# Start of DATA FOR THIS EXERCISE

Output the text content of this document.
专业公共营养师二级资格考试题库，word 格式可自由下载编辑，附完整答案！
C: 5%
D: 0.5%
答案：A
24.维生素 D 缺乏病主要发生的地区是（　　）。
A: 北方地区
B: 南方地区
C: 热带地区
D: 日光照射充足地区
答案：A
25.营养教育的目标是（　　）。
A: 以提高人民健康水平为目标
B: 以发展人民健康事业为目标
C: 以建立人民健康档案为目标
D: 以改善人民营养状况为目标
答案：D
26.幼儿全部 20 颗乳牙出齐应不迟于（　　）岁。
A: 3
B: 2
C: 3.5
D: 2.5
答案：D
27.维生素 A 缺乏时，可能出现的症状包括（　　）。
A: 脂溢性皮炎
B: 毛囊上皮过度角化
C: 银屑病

# End of DATA FOR THIS EXERCISE
# Start of DATA FOR THIS EXERCISE

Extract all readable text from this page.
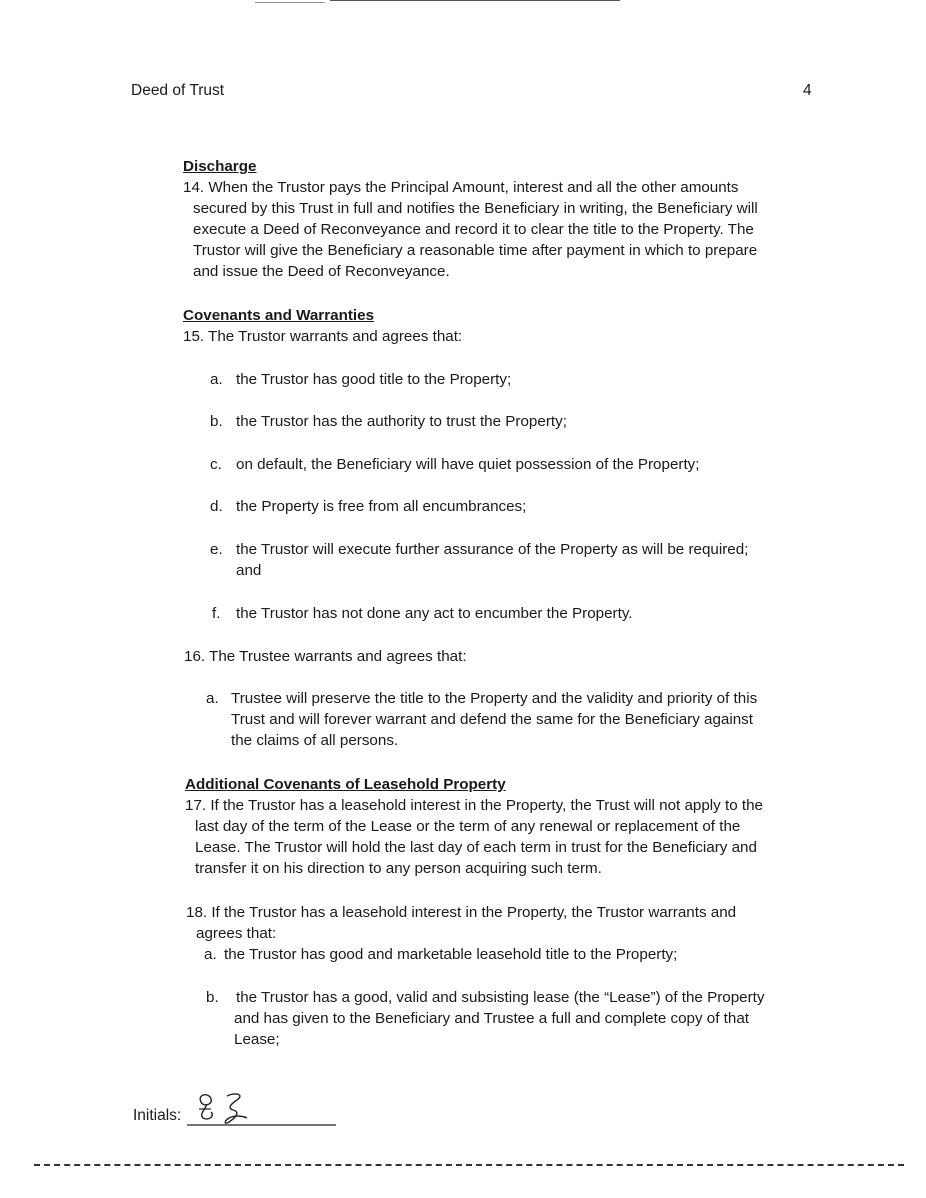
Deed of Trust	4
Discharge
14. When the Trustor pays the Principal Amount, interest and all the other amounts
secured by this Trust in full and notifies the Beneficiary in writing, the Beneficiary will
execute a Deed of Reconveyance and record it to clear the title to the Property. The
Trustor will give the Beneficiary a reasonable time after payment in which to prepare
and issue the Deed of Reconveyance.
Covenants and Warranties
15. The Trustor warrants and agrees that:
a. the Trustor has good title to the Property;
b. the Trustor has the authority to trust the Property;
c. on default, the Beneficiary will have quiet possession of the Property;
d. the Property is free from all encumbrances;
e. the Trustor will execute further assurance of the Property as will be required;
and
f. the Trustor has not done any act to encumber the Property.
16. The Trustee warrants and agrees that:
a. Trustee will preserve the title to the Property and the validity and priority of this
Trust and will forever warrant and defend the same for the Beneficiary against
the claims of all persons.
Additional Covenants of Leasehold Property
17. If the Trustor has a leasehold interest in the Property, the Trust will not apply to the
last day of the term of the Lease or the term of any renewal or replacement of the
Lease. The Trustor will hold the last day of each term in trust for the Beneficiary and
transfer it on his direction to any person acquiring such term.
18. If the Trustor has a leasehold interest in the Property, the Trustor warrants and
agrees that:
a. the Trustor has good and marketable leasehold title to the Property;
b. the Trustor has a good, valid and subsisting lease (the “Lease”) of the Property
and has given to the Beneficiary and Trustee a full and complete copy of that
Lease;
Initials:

# End of DATA FOR THIS EXERCISE

*WRITTEN EXERCISE:* Go over the records above and tally each line that includes "Trustee". Give the total by itself.

*SOLUTION TO THE EXERCISE:* 3